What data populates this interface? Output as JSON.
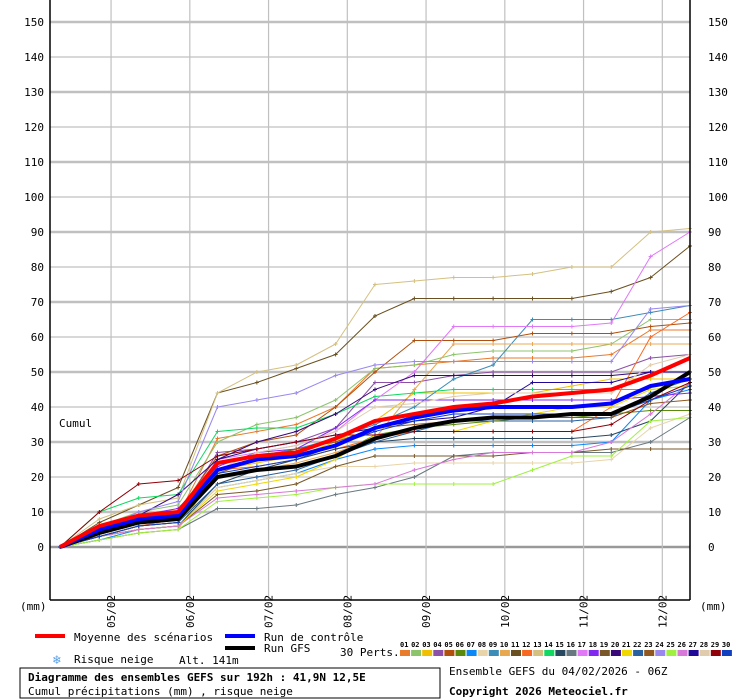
{
  "chart_data": {
    "type": "line",
    "title": "Diagramme des ensembles GEFS sur 192h : 41,9N 12,5E",
    "subtitle": "Cumul précipitations (mm) , risque neige",
    "run_info": "Ensemble GEFS du 04/02/2026 - 06Z",
    "copyright": "Copyright 2026 Meteociel.fr",
    "ylabel": "(mm)",
    "series_label": "Cumul",
    "altitude": "Alt. 141m",
    "ylim": [
      0,
      150
    ],
    "yticks": [
      0,
      10,
      20,
      30,
      40,
      50,
      60,
      70,
      80,
      90,
      100,
      110,
      120,
      130,
      140,
      150
    ],
    "x_hours": [
      0,
      12,
      24,
      36,
      48,
      60,
      72,
      84,
      96,
      108,
      120,
      132,
      144,
      156,
      168,
      180,
      192
    ],
    "date_ticks": [
      {
        "label": "05/02",
        "hour": 18
      },
      {
        "label": "06/02",
        "hour": 42
      },
      {
        "label": "07/02",
        "hour": 66
      },
      {
        "label": "08/02",
        "hour": 90
      },
      {
        "label": "09/02",
        "hour": 114
      },
      {
        "label": "10/02",
        "hour": 138
      },
      {
        "label": "11/02",
        "hour": 162
      },
      {
        "label": "12/02",
        "hour": 186
      }
    ],
    "legend": {
      "mean": "Moyenne des scénarios",
      "control": "Run de contrôle",
      "gfs": "Run GFS",
      "snow": "Risque neige",
      "perts": "30 Perts."
    },
    "members": [
      {
        "name": "01",
        "color": "#e87b2c",
        "values": [
          0,
          5,
          8,
          9,
          31,
          33,
          35,
          40,
          51,
          52,
          53,
          54,
          54,
          54,
          55,
          62,
          62
        ]
      },
      {
        "name": "02",
        "color": "#8cc46c",
        "values": [
          0,
          6,
          10,
          12,
          30,
          35,
          37,
          42,
          51,
          52,
          55,
          56,
          56,
          56,
          58,
          65,
          65
        ]
      },
      {
        "name": "03",
        "color": "#f0c000",
        "values": [
          0,
          2,
          4,
          5,
          22,
          24,
          26,
          30,
          36,
          44,
          44,
          44,
          44,
          46,
          48,
          48,
          48
        ]
      },
      {
        "name": "04",
        "color": "#8c50a8",
        "values": [
          0,
          4,
          8,
          9,
          27,
          28,
          30,
          34,
          47,
          47,
          49,
          50,
          50,
          50,
          50,
          54,
          55
        ]
      },
      {
        "name": "05",
        "color": "#b0500c",
        "values": [
          0,
          5,
          9,
          10,
          26,
          30,
          32,
          40,
          50,
          59,
          59,
          59,
          61,
          61,
          61,
          63,
          64
        ]
      },
      {
        "name": "06",
        "color": "#5a8a0c",
        "values": [
          0,
          3,
          6,
          7,
          20,
          22,
          23,
          26,
          32,
          34,
          35,
          36,
          37,
          37,
          38,
          39,
          39
        ]
      },
      {
        "name": "07",
        "color": "#0a88f8",
        "values": [
          0,
          2,
          5,
          6,
          17,
          19,
          21,
          25,
          28,
          29,
          29,
          29,
          29,
          29,
          30,
          42,
          45
        ]
      },
      {
        "name": "08",
        "color": "#e8d4a8",
        "values": [
          0,
          3,
          5,
          6,
          17,
          19,
          21,
          23,
          23,
          24,
          24,
          24,
          24,
          24,
          25,
          34,
          38
        ]
      },
      {
        "name": "09",
        "color": "#3c8cb8",
        "values": [
          0,
          4,
          7,
          8,
          24,
          26,
          28,
          31,
          35,
          40,
          48,
          52,
          65,
          65,
          65,
          67,
          69
        ]
      },
      {
        "name": "10",
        "color": "#e8a850",
        "values": [
          0,
          3,
          6,
          7,
          20,
          22,
          24,
          27,
          31,
          45,
          58,
          58,
          58,
          58,
          58,
          58,
          58
        ]
      },
      {
        "name": "11",
        "color": "#6a5020",
        "values": [
          0,
          7,
          12,
          17,
          44,
          47,
          51,
          55,
          66,
          71,
          71,
          71,
          71,
          71,
          73,
          77,
          86
        ]
      },
      {
        "name": "12",
        "color": "#f86820",
        "values": [
          0,
          3,
          6,
          8,
          22,
          23,
          25,
          28,
          31,
          33,
          33,
          33,
          33,
          33,
          40,
          60,
          67
        ]
      },
      {
        "name": "13",
        "color": "#d4c080",
        "values": [
          0,
          8,
          12,
          14,
          44,
          50,
          52,
          58,
          75,
          76,
          77,
          77,
          78,
          80,
          80,
          90,
          91
        ]
      },
      {
        "name": "14",
        "color": "#10d860",
        "values": [
          0,
          10,
          14,
          15,
          33,
          34,
          34,
          38,
          43,
          44,
          45,
          45,
          45,
          45,
          45,
          45,
          46
        ]
      },
      {
        "name": "15",
        "color": "#284860",
        "values": [
          0,
          3,
          5,
          6,
          18,
          22,
          25,
          28,
          30,
          31,
          31,
          31,
          31,
          31,
          32,
          36,
          47
        ]
      },
      {
        "name": "16",
        "color": "#687880",
        "values": [
          0,
          2,
          4,
          5,
          11,
          11,
          12,
          15,
          17,
          20,
          26,
          27,
          27,
          27,
          27,
          30,
          37
        ]
      },
      {
        "name": "17",
        "color": "#e078f8",
        "values": [
          0,
          4,
          8,
          10,
          25,
          27,
          29,
          33,
          42,
          50,
          63,
          63,
          63,
          63,
          64,
          83,
          90
        ]
      },
      {
        "name": "18",
        "color": "#8028f0",
        "values": [
          0,
          4,
          9,
          11,
          23,
          27,
          28,
          34,
          42,
          42,
          42,
          42,
          42,
          42,
          42,
          43,
          44
        ]
      },
      {
        "name": "19",
        "color": "#785828",
        "values": [
          0,
          3,
          5,
          6,
          15,
          16,
          18,
          23,
          26,
          26,
          26,
          26,
          27,
          27,
          28,
          28,
          28
        ]
      },
      {
        "name": "20",
        "color": "#380878",
        "values": [
          0,
          5,
          9,
          15,
          25,
          30,
          33,
          38,
          45,
          49,
          49,
          49,
          49,
          49,
          49,
          50,
          50
        ]
      },
      {
        "name": "21",
        "color": "#f0d800",
        "values": [
          0,
          3,
          5,
          6,
          16,
          18,
          20,
          25,
          32,
          33,
          33,
          36,
          38,
          40,
          40,
          45,
          46
        ]
      },
      {
        "name": "22",
        "color": "#2860a0",
        "values": [
          0,
          3,
          6,
          7,
          18,
          20,
          22,
          26,
          30,
          33,
          36,
          36,
          36,
          36,
          37,
          44,
          48
        ]
      },
      {
        "name": "23",
        "color": "#905820",
        "values": [
          0,
          3,
          6,
          7,
          21,
          25,
          28,
          30,
          34,
          35,
          36,
          37,
          37,
          37,
          37,
          41,
          42
        ]
      },
      {
        "name": "24",
        "color": "#9888f0",
        "values": [
          0,
          5,
          10,
          13,
          40,
          42,
          44,
          49,
          52,
          53,
          53,
          53,
          53,
          53,
          53,
          68,
          69
        ]
      },
      {
        "name": "25",
        "color": "#a0f040",
        "values": [
          0,
          2,
          4,
          5,
          13,
          14,
          15,
          17,
          18,
          18,
          18,
          18,
          22,
          26,
          26,
          36,
          37
        ]
      },
      {
        "name": "26",
        "color": "#d878d8",
        "values": [
          0,
          3,
          5,
          6,
          14,
          15,
          16,
          17,
          18,
          22,
          25,
          27,
          27,
          27,
          30,
          38,
          47
        ]
      },
      {
        "name": "27",
        "color": "#200898",
        "values": [
          0,
          4,
          7,
          8,
          25,
          28,
          30,
          32,
          34,
          36,
          37,
          40,
          47,
          47,
          47,
          50,
          50
        ]
      },
      {
        "name": "28",
        "color": "#e0ccac",
        "values": [
          0,
          5,
          7,
          9,
          22,
          27,
          29,
          33,
          40,
          41,
          43,
          44,
          44,
          44,
          44,
          52,
          55
        ]
      },
      {
        "name": "29",
        "color": "#900008",
        "values": [
          0,
          10,
          18,
          19,
          26,
          28,
          30,
          32,
          32,
          33,
          33,
          33,
          33,
          33,
          35,
          42,
          47
        ]
      },
      {
        "name": "30",
        "color": "#1040c0",
        "values": [
          0,
          3,
          6,
          7,
          21,
          23,
          25,
          29,
          33,
          36,
          38,
          38,
          38,
          38,
          38,
          42,
          46
        ]
      }
    ],
    "mean": {
      "color": "#ff0000",
      "values": [
        0,
        6,
        9,
        10,
        24,
        26,
        27,
        31,
        36,
        38,
        40,
        41,
        43,
        44,
        45,
        49,
        54
      ]
    },
    "control": {
      "color": "#0000ff",
      "values": [
        0,
        5,
        8,
        9,
        22,
        25,
        26,
        29,
        34,
        37,
        39,
        40,
        40,
        40,
        41,
        46,
        48
      ]
    },
    "gfs": {
      "color": "#000000",
      "values": [
        0,
        4,
        7,
        8,
        20,
        22,
        23,
        26,
        31,
        34,
        36,
        37,
        37,
        38,
        38,
        43,
        50
      ]
    }
  }
}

************

Write out each line of the data that holds the string "neige".

▶ [Reply to the task]:
    "subtitle": "Cumul précipitations (mm) , risque neige",
      "snow": "Risque neige",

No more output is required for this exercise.